--- Data for this task ---
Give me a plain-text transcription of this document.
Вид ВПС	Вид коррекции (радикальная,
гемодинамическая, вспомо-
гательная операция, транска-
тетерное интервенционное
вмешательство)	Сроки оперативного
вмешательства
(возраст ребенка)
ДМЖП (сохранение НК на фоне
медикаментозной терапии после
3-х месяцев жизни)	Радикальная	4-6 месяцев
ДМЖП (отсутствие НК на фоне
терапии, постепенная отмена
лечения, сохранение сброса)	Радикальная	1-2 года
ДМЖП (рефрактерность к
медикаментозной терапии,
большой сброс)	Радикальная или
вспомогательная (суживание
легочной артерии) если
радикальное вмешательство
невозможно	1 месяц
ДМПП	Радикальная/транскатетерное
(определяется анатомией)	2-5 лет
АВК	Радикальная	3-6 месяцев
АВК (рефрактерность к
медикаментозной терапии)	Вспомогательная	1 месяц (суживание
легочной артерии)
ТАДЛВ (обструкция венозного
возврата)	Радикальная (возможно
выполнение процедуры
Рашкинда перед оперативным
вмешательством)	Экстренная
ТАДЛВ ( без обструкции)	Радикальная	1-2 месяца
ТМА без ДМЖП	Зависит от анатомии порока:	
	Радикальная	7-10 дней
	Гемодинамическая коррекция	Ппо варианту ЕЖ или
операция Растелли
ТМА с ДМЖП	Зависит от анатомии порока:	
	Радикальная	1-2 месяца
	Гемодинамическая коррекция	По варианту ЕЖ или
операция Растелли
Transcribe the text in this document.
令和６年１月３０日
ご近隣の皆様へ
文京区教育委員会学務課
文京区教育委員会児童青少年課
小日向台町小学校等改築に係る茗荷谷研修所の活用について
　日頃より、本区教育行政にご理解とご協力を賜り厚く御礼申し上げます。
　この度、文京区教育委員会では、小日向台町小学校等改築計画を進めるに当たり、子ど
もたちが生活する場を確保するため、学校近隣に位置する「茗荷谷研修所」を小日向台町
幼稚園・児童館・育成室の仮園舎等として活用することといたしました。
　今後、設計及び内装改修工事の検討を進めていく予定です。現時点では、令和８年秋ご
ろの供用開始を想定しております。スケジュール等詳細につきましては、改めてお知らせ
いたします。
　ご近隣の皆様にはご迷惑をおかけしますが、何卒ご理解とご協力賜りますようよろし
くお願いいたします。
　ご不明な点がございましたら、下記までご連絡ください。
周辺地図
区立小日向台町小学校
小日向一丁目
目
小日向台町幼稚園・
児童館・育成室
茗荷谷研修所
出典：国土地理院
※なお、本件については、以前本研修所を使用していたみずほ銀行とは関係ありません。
---
Repeat exactly the lines starting at the line with "Transcribe the text in this document." and ending with the final line of the entries. Include nothing else.

Transcribe the text in this document.
令和６年１月３０日
ご近隣の皆様へ
文京区教育委員会学務課
文京区教育委員会児童青少年課
小日向台町小学校等改築に係る茗荷谷研修所の活用について
　日頃より、本区教育行政にご理解とご協力を賜り厚く御礼申し上げます。
　この度、文京区教育委員会では、小日向台町小学校等改築計画を進めるに当たり、子ど
もたちが生活する場を確保するため、学校近隣に位置する「茗荷谷研修所」を小日向台町
幼稚園・児童館・育成室の仮園舎等として活用することといたしました。
　今後、設計及び内装改修工事の検討を進めていく予定です。現時点では、令和８年秋ご
ろの供用開始を想定しております。スケジュール等詳細につきましては、改めてお知らせ
いたします。
　ご近隣の皆様にはご迷惑をおかけしますが、何卒ご理解とご協力賜りますようよろし
くお願いいたします。
　ご不明な点がございましたら、下記までご連絡ください。
周辺地図
区立小日向台町小学校
小日向一丁目
目
小日向台町幼稚園・
児童館・育成室
茗荷谷研修所
出典：国土地理院
※なお、本件については、以前本研修所を使用していたみずほ銀行とは関係ありません。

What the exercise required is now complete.